REQUIREMENTS
Gather up the lines that contain "this".
## start
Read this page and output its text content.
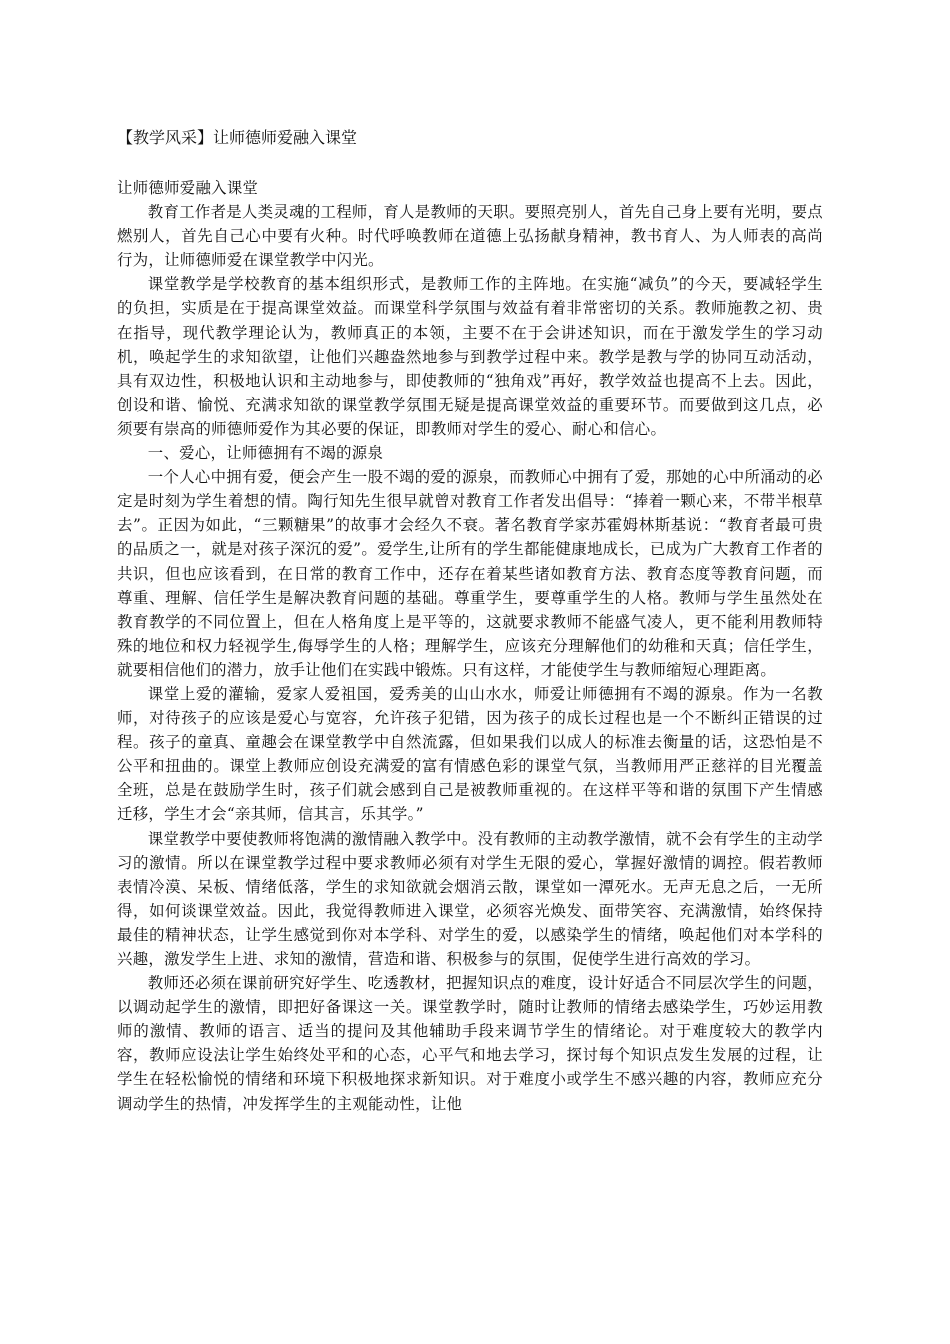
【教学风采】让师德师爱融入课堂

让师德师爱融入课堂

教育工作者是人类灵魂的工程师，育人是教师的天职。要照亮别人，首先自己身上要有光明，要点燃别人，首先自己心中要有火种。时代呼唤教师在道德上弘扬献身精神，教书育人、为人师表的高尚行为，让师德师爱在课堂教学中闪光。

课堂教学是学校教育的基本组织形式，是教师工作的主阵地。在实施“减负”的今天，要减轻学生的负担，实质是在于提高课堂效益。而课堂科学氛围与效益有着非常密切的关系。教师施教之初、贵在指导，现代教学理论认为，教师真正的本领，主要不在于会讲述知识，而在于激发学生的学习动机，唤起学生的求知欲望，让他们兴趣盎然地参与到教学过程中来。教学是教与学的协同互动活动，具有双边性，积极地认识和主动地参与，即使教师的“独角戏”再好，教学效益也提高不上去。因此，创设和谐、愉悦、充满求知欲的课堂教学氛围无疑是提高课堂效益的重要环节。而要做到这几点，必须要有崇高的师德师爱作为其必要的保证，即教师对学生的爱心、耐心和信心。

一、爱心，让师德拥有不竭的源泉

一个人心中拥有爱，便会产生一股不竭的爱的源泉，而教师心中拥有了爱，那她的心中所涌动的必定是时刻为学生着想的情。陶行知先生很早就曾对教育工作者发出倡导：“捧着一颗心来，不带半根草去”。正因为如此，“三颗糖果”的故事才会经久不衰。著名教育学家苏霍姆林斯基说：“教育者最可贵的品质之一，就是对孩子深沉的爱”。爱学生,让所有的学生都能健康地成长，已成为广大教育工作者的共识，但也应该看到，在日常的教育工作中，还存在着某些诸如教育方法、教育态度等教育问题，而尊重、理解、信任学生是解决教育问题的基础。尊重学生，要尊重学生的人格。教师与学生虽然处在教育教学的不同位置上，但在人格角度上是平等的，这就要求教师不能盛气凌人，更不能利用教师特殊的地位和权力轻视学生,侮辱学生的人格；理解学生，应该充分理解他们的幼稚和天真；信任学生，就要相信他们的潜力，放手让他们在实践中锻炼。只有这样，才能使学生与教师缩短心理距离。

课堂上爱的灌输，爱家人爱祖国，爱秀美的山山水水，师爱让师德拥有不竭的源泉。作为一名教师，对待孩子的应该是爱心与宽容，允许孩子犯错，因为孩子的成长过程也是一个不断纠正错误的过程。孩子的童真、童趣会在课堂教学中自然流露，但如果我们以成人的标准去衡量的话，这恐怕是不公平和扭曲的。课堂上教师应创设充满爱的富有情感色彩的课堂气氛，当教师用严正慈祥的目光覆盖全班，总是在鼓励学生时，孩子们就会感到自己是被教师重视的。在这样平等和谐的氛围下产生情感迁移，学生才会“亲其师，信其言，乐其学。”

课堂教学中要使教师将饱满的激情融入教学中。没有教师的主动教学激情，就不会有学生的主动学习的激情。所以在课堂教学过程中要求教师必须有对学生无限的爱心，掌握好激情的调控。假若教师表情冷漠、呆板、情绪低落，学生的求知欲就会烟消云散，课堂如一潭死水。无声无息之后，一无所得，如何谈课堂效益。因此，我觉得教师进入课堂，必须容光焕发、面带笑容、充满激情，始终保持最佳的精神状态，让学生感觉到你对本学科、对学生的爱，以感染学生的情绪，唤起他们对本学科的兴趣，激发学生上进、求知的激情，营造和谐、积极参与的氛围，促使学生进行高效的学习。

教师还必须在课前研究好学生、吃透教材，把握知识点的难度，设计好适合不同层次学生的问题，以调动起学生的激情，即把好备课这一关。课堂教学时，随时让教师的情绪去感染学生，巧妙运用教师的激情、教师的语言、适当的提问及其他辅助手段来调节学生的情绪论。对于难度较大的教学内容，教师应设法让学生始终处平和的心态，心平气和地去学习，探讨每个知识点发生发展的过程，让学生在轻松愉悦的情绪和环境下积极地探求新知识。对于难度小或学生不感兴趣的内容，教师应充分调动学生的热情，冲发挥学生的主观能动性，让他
## end
## start
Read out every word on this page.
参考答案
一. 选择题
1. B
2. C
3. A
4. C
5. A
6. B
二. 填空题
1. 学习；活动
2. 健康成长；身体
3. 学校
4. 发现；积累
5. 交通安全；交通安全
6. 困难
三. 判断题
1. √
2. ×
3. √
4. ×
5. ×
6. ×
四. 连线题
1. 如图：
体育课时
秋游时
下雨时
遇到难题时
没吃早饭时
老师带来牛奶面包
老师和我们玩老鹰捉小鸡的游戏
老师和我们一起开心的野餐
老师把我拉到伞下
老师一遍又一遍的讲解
## end
## start
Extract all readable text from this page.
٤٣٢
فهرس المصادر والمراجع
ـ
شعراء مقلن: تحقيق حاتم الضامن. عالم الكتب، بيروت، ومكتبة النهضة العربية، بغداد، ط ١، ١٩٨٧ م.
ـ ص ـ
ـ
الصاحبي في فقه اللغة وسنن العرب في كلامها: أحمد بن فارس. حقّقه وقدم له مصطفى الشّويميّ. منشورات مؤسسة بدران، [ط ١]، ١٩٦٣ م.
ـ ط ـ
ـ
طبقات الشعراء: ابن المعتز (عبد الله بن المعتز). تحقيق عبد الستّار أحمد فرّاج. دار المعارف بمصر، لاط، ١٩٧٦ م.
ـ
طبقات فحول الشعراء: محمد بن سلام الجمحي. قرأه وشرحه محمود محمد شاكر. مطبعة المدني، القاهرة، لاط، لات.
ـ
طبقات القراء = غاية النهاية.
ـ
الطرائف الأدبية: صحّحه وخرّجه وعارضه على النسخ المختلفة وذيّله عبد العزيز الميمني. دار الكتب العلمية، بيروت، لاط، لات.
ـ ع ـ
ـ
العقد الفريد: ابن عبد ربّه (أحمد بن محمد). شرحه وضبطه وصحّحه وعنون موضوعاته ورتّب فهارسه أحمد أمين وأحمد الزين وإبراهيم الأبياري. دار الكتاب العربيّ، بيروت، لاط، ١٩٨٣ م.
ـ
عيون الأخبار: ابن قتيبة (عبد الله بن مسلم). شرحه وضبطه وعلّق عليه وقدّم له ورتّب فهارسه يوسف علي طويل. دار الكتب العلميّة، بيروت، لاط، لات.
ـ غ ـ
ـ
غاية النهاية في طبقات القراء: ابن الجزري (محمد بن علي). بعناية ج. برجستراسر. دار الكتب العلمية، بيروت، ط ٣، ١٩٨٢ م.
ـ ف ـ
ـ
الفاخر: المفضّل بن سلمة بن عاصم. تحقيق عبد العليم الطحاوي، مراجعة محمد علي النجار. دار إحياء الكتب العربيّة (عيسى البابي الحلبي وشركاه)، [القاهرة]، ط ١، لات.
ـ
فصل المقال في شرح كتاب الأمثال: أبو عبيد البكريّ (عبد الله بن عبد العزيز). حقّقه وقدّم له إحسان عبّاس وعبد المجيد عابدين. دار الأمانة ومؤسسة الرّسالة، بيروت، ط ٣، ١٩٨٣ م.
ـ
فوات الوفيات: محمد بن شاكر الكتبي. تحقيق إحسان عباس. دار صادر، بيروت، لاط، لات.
## end
TASK OUTPUT
Read this page and output its text content.
Read out every word on this page.
Extract all readable text from this page.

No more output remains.